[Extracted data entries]
==================================================
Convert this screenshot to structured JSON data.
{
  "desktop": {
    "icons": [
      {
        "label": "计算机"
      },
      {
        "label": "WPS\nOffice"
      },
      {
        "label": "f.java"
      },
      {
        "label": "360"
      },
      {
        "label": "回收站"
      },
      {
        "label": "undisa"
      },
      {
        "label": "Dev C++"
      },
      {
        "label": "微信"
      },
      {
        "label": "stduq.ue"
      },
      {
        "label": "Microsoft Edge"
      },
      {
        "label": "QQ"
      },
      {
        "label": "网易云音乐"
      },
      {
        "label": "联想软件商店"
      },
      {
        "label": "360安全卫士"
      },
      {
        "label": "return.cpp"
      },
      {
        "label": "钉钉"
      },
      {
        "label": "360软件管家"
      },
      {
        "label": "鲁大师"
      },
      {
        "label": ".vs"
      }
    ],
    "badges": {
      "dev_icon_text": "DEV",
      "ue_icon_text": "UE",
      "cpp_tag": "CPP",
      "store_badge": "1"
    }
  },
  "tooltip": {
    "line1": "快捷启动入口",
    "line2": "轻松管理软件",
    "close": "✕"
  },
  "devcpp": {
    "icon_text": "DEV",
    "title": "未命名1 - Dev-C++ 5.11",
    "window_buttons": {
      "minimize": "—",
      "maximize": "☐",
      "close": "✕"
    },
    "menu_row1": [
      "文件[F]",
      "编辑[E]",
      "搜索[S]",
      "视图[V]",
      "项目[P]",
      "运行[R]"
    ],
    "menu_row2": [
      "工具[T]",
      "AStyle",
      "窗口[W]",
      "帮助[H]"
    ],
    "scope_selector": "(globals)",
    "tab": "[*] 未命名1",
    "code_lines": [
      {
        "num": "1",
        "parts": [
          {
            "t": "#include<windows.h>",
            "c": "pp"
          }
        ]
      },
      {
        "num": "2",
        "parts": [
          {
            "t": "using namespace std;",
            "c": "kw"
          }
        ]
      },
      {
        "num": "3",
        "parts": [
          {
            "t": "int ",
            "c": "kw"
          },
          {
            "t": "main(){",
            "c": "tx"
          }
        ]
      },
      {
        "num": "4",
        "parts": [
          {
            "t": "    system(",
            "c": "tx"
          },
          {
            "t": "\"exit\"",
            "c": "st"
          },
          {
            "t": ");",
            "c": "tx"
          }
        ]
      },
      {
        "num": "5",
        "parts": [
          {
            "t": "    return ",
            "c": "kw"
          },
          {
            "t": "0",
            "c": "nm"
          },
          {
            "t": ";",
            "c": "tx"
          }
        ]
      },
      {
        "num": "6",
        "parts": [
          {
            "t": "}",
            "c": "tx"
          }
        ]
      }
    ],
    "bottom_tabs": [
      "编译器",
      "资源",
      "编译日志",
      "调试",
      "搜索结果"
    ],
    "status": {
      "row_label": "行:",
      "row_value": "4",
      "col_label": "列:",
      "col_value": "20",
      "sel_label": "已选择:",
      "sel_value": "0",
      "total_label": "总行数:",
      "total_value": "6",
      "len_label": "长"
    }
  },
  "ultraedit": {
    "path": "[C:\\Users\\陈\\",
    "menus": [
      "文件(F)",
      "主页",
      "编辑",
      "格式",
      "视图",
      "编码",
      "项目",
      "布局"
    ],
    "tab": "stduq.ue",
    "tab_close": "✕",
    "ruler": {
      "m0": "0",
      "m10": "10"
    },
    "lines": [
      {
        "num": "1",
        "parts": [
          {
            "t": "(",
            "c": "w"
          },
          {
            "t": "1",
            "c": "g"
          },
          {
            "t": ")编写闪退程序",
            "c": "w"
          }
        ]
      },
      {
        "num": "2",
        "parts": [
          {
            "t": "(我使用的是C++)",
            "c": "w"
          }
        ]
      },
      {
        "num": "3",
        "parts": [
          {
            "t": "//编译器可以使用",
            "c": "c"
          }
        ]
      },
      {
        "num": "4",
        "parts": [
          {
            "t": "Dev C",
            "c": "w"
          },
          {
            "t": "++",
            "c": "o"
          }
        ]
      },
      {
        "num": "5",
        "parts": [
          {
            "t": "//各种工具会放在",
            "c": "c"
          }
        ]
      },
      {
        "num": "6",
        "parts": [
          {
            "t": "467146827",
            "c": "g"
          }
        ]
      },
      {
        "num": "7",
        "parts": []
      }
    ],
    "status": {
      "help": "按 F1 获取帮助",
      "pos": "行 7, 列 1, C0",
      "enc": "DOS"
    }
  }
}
==================================================
SHORT EXERCISE: All of the records must be repeated exactly.

SOLUTION TO THE PROBLEM:
Convert this screenshot to structured JSON data.
{
  "desktop": {
    "icons": [
      {
        "label": "计算机"
      },
      {
        "label": "WPS\nOffice"
      },
      {
        "label": "f.java"
      },
      {
        "label": "360"
      },
      {
        "label": "回收站"
      },
      {
        "label": "undisa"
      },
      {
        "label": "Dev C++"
      },
      {
        "label": "微信"
      },
      {
        "label": "stduq.ue"
      },
      {
        "label": "Microsoft Edge"
      },
      {
        "label": "QQ"
      },
      {
        "label": "网易云音乐"
      },
      {
        "label": "联想软件商店"
      },
      {
        "label": "360安全卫士"
      },
      {
        "label": "return.cpp"
      },
      {
        "label": "钉钉"
      },
      {
        "label": "360软件管家"
      },
      {
        "label": "鲁大师"
      },
      {
        "label": ".vs"
      }
    ],
    "badges": {
      "dev_icon_text": "DEV",
      "ue_icon_text": "UE",
      "cpp_tag": "CPP",
      "store_badge": "1"
    }
  },
  "tooltip": {
    "line1": "快捷启动入口",
    "line2": "轻松管理软件",
    "close": "✕"
  },
  "devcpp": {
    "icon_text": "DEV",
    "title": "未命名1 - Dev-C++ 5.11",
    "window_buttons": {
      "minimize": "—",
      "maximize": "☐",
      "close": "✕"
    },
    "menu_row1": [
      "文件[F]",
      "编辑[E]",
      "搜索[S]",
      "视图[V]",
      "项目[P]",
      "运行[R]"
    ],
    "menu_row2": [
      "工具[T]",
      "AStyle",
      "窗口[W]",
      "帮助[H]"
    ],
    "scope_selector": "(globals)",
    "tab": "[*] 未命名1",
    "code_lines": [
      {
        "num": "1",
        "parts": [
          {
            "t": "#include<windows.h>",
            "c": "pp"
          }
        ]
      },
      {
        "num": "2",
        "parts": [
          {
            "t": "using namespace std;",
            "c": "kw"
          }
        ]
      },
      {
        "num": "3",
        "parts": [
          {
            "t": "int ",
            "c": "kw"
          },
          {
            "t": "main(){",
            "c": "tx"
          }
        ]
      },
      {
        "num": "4",
        "parts": [
          {
            "t": "    system(",
            "c": "tx"
          },
          {
            "t": "\"exit\"",
            "c": "st"
          },
          {
            "t": ");",
            "c": "tx"
          }
        ]
      },
      {
        "num": "5",
        "parts": [
          {
            "t": "    return ",
            "c": "kw"
          },
          {
            "t": "0",
            "c": "nm"
          },
          {
            "t": ";",
            "c": "tx"
          }
        ]
      },
      {
        "num": "6",
        "parts": [
          {
            "t": "}",
            "c": "tx"
          }
        ]
      }
    ],
    "bottom_tabs": [
      "编译器",
      "资源",
      "编译日志",
      "调试",
      "搜索结果"
    ],
    "status": {
      "row_label": "行:",
      "row_value": "4",
      "col_label": "列:",
      "col_value": "20",
      "sel_label": "已选择:",
      "sel_value": "0",
      "total_label": "总行数:",
      "total_value": "6",
      "len_label": "长"
    }
  },
  "ultraedit": {
    "path": "[C:\\Users\\陈\\",
    "menus": [
      "文件(F)",
      "主页",
      "编辑",
      "格式",
      "视图",
      "编码",
      "项目",
      "布局"
    ],
    "tab": "stduq.ue",
    "tab_close": "✕",
    "ruler": {
      "m0": "0",
      "m10": "10"
    },
    "lines": [
      {
        "num": "1",
        "parts": [
          {
            "t": "(",
            "c": "w"
          },
          {
            "t": "1",
            "c": "g"
          },
          {
            "t": ")编写闪退程序",
            "c": "w"
          }
        ]
      },
      {
        "num": "2",
        "parts": [
          {
            "t": "(我使用的是C++)",
            "c": "w"
          }
        ]
      },
      {
        "num": "3",
        "parts": [
          {
            "t": "//编译器可以使用",
            "c": "c"
          }
        ]
      },
      {
        "num": "4",
        "parts": [
          {
            "t": "Dev C",
            "c": "w"
          },
          {
            "t": "++",
            "c": "o"
          }
        ]
      },
      {
        "num": "5",
        "parts": [
          {
            "t": "//各种工具会放在",
            "c": "c"
          }
        ]
      },
      {
        "num": "6",
        "parts": [
          {
            "t": "467146827",
            "c": "g"
          }
        ]
      },
      {
        "num": "7",
        "parts": []
      }
    ],
    "status": {
      "help": "按 F1 获取帮助",
      "pos": "行 7, 列 1, C0",
      "enc": "DOS"
    }
  }
}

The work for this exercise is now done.